-- begin Text segment --
Our Environment, Animal Tips & the Great Outdoors

The Birth of the National Park System

By Published On: September 29th, 2021

George Catlin hated the law. He was seventeen years old when his father sent him to study at the Litchfield Law School. The elder Catlin was born in Litchfield County but after he completed his legal studies under Judge Tapping Reeve, he moved to the fledgling community of Wilkes-Barre, PA. There, young George Catlin met trappers, hunters, and families moving west. As a law student, he likely daydreamed about the frontier as Reeve and his partner James Gould lectured about torts and contracts. Catlin passed the bar and practiced law in Pennsylvania for two years. That was enough to confirm his thoughts about his profession, and Catlin quit his practice to study art.

Introduced to a group of Native Americans in Philadelphia, Catlin determined to capture a record of Native American life on canvas. He spent six years traveling among the various tribes of the Great Plains, ultimately completing more than 500 paintings. He hoped to sell these paintings to the government, believing that a governmental display would preserve for posterity a way of life Catlin could see was coming to an end. While he failed in this venture, he succeeded in selling the government on another vision, one that would, in time, come to be called “the best idea America ever had.”
-- end Text segment --
◆ Problems to solve
- a) According to the passage on the birth of the national park system, how many paintings did Catlin ultimately complete?
- b) Who are all the people named in the passage on the birth of the national park system?
-- begin Given data --
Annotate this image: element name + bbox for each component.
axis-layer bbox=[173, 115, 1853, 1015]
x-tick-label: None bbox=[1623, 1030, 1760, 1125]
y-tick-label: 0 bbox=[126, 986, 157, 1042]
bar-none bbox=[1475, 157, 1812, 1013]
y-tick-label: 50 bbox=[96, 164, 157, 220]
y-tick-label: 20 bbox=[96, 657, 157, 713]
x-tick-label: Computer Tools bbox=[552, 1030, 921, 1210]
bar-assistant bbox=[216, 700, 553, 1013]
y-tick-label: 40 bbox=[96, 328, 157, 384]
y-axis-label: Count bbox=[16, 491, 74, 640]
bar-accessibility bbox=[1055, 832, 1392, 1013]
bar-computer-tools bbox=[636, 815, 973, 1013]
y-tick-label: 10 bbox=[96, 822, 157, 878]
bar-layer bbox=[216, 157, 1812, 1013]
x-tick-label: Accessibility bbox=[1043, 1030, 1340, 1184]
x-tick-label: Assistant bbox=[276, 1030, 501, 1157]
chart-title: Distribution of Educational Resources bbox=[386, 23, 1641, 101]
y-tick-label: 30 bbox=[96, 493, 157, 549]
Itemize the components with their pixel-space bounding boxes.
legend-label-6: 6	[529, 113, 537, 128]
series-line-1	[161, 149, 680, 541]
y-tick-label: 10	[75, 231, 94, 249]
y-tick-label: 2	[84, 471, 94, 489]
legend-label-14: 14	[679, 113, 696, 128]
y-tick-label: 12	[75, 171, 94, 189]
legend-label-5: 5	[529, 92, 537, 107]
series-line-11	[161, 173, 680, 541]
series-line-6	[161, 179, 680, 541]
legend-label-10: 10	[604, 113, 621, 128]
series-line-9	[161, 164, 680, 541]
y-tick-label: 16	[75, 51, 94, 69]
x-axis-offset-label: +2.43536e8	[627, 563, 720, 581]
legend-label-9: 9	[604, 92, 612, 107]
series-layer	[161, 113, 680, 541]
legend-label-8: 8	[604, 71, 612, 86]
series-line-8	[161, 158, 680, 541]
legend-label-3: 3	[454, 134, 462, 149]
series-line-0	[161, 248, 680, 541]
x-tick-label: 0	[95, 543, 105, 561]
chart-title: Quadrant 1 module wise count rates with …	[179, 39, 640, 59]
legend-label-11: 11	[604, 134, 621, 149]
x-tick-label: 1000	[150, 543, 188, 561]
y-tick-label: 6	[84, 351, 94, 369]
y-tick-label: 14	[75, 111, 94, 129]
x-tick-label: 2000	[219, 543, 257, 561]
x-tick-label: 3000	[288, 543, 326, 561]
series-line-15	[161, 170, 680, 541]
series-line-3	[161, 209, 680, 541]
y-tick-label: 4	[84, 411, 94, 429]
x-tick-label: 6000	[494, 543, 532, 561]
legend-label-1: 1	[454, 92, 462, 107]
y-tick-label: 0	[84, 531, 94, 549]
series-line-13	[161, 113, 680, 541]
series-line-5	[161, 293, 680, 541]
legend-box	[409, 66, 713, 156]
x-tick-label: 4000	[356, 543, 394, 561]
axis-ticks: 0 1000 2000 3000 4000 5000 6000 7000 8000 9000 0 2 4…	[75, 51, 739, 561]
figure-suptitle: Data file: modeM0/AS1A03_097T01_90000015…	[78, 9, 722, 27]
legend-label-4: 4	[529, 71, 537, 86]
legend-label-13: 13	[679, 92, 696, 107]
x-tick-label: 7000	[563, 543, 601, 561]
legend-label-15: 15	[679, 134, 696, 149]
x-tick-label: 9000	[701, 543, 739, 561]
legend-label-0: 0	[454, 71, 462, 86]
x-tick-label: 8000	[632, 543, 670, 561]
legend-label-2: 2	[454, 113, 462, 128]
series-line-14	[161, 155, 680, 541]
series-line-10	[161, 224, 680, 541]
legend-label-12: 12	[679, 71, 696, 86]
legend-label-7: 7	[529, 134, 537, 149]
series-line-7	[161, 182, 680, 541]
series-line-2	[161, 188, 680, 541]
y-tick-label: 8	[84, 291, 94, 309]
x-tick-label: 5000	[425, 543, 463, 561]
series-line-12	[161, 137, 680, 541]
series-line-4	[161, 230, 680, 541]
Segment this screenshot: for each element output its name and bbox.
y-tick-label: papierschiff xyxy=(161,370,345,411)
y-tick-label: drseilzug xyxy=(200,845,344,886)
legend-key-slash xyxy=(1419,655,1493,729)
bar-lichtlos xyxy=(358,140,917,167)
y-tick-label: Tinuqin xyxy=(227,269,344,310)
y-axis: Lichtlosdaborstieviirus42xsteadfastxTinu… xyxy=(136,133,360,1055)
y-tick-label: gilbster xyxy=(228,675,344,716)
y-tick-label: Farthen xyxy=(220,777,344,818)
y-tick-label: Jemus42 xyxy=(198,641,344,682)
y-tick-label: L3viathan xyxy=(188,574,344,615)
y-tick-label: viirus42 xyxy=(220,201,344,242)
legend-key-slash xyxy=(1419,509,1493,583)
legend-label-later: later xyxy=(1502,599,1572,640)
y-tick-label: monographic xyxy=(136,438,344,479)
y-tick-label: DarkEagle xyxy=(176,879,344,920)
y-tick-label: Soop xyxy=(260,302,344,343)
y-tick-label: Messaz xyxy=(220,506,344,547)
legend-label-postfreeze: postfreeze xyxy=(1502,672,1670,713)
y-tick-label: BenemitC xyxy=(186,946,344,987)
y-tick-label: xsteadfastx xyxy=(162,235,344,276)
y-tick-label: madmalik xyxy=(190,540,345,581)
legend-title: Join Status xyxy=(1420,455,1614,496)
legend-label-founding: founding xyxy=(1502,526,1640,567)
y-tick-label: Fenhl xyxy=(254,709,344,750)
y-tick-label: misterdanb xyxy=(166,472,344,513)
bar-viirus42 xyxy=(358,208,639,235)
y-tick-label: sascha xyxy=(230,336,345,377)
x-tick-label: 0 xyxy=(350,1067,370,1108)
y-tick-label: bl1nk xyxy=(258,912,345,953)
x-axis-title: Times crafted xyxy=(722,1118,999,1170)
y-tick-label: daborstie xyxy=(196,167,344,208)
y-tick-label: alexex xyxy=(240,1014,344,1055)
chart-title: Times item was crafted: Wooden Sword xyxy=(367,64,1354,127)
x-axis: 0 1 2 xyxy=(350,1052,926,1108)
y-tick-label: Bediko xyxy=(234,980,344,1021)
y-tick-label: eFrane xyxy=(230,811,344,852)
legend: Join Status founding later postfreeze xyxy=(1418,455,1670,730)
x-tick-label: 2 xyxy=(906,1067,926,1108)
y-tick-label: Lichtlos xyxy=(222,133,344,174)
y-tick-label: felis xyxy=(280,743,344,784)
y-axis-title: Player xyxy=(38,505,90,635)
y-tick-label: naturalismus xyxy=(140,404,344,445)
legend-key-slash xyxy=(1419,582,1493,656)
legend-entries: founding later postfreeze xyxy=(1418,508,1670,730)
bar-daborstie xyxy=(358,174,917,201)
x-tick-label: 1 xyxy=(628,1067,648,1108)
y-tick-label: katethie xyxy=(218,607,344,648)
-- end Given data --
◆ Responses to the tasks
- a) More than 500.

- b) George Catlin, Tapping Reeve, James Gould